*Written task*
Copy out all of the data below with no alterations.

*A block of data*
_____
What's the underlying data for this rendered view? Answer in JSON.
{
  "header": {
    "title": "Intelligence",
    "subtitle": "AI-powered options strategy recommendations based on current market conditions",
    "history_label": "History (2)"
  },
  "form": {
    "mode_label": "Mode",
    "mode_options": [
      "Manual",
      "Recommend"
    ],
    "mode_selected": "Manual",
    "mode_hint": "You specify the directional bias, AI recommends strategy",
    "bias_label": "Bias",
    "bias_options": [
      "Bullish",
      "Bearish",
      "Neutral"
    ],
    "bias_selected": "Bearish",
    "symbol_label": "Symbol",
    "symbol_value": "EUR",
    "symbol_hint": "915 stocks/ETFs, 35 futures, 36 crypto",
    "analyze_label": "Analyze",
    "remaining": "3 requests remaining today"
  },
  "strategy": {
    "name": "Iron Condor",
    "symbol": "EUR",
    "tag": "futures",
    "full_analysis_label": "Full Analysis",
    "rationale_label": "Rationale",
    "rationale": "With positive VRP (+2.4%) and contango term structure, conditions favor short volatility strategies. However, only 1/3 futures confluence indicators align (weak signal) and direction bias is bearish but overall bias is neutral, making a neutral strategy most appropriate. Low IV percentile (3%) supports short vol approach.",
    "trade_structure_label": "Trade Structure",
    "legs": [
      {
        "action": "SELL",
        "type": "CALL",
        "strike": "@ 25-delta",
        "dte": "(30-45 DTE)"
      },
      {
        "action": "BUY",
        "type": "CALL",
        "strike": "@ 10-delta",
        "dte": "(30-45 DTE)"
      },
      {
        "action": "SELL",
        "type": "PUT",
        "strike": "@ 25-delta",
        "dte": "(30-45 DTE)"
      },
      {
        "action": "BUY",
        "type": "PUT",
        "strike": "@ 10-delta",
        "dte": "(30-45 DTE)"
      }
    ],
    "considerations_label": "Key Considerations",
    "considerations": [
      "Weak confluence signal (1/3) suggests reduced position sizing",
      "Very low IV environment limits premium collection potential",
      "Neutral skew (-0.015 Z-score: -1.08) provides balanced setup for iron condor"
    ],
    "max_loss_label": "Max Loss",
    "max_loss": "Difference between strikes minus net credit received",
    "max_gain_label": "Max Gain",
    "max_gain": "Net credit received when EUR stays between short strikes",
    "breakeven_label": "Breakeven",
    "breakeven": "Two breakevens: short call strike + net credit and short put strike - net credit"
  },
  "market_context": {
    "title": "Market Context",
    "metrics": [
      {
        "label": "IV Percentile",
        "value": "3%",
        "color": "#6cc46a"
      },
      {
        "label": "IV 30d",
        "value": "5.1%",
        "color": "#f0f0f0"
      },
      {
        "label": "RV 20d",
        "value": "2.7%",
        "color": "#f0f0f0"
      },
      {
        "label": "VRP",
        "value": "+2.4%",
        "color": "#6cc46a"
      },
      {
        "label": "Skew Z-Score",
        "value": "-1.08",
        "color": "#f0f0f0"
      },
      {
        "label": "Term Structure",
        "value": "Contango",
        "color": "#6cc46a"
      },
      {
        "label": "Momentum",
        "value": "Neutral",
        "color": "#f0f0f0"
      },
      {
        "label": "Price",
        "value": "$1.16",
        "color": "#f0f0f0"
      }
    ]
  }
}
_____
*Reply to the exercise*
What's the underlying data for this rendered view? Answer in JSON.
{
  "header": {
    "title": "Intelligence",
    "subtitle": "AI-powered options strategy recommendations based on current market conditions",
    "history_label": "History (2)"
  },
  "form": {
    "mode_label": "Mode",
    "mode_options": [
      "Manual",
      "Recommend"
    ],
    "mode_selected": "Manual",
    "mode_hint": "You specify the directional bias, AI recommends strategy",
    "bias_label": "Bias",
    "bias_options": [
      "Bullish",
      "Bearish",
      "Neutral"
    ],
    "bias_selected": "Bearish",
    "symbol_label": "Symbol",
    "symbol_value": "EUR",
    "symbol_hint": "915 stocks/ETFs, 35 futures, 36 crypto",
    "analyze_label": "Analyze",
    "remaining": "3 requests remaining today"
  },
  "strategy": {
    "name": "Iron Condor",
    "symbol": "EUR",
    "tag": "futures",
    "full_analysis_label": "Full Analysis",
    "rationale_label": "Rationale",
    "rationale": "With positive VRP (+2.4%) and contango term structure, conditions favor short volatility strategies. However, only 1/3 futures confluence indicators align (weak signal) and direction bias is bearish but overall bias is neutral, making a neutral strategy most appropriate. Low IV percentile (3%) supports short vol approach.",
    "trade_structure_label": "Trade Structure",
    "legs": [
      {
        "action": "SELL",
        "type": "CALL",
        "strike": "@ 25-delta",
        "dte": "(30-45 DTE)"
      },
      {
        "action": "BUY",
        "type": "CALL",
        "strike": "@ 10-delta",
        "dte": "(30-45 DTE)"
      },
      {
        "action": "SELL",
        "type": "PUT",
        "strike": "@ 25-delta",
        "dte": "(30-45 DTE)"
      },
      {
        "action": "BUY",
        "type": "PUT",
        "strike": "@ 10-delta",
        "dte": "(30-45 DTE)"
      }
    ],
    "considerations_label": "Key Considerations",
    "considerations": [
      "Weak confluence signal (1/3) suggests reduced position sizing",
      "Very low IV environment limits premium collection potential",
      "Neutral skew (-0.015 Z-score: -1.08) provides balanced setup for iron condor"
    ],
    "max_loss_label": "Max Loss",
    "max_loss": "Difference between strikes minus net credit received",
    "max_gain_label": "Max Gain",
    "max_gain": "Net credit received when EUR stays between short strikes",
    "breakeven_label": "Breakeven",
    "breakeven": "Two breakevens: short call strike + net credit and short put strike - net credit"
  },
  "market_context": {
    "title": "Market Context",
    "metrics": [
      {
        "label": "IV Percentile",
        "value": "3%",
        "color": "#6cc46a"
      },
      {
        "label": "IV 30d",
        "value": "5.1%",
        "color": "#f0f0f0"
      },
      {
        "label": "RV 20d",
        "value": "2.7%",
        "color": "#f0f0f0"
      },
      {
        "label": "VRP",
        "value": "+2.4%",
        "color": "#6cc46a"
      },
      {
        "label": "Skew Z-Score",
        "value": "-1.08",
        "color": "#f0f0f0"
      },
      {
        "label": "Term Structure",
        "value": "Contango",
        "color": "#6cc46a"
      },
      {
        "label": "Momentum",
        "value": "Neutral",
        "color": "#f0f0f0"
      },
      {
        "label": "Price",
        "value": "$1.16",
        "color": "#f0f0f0"
      }
    ]
  }
}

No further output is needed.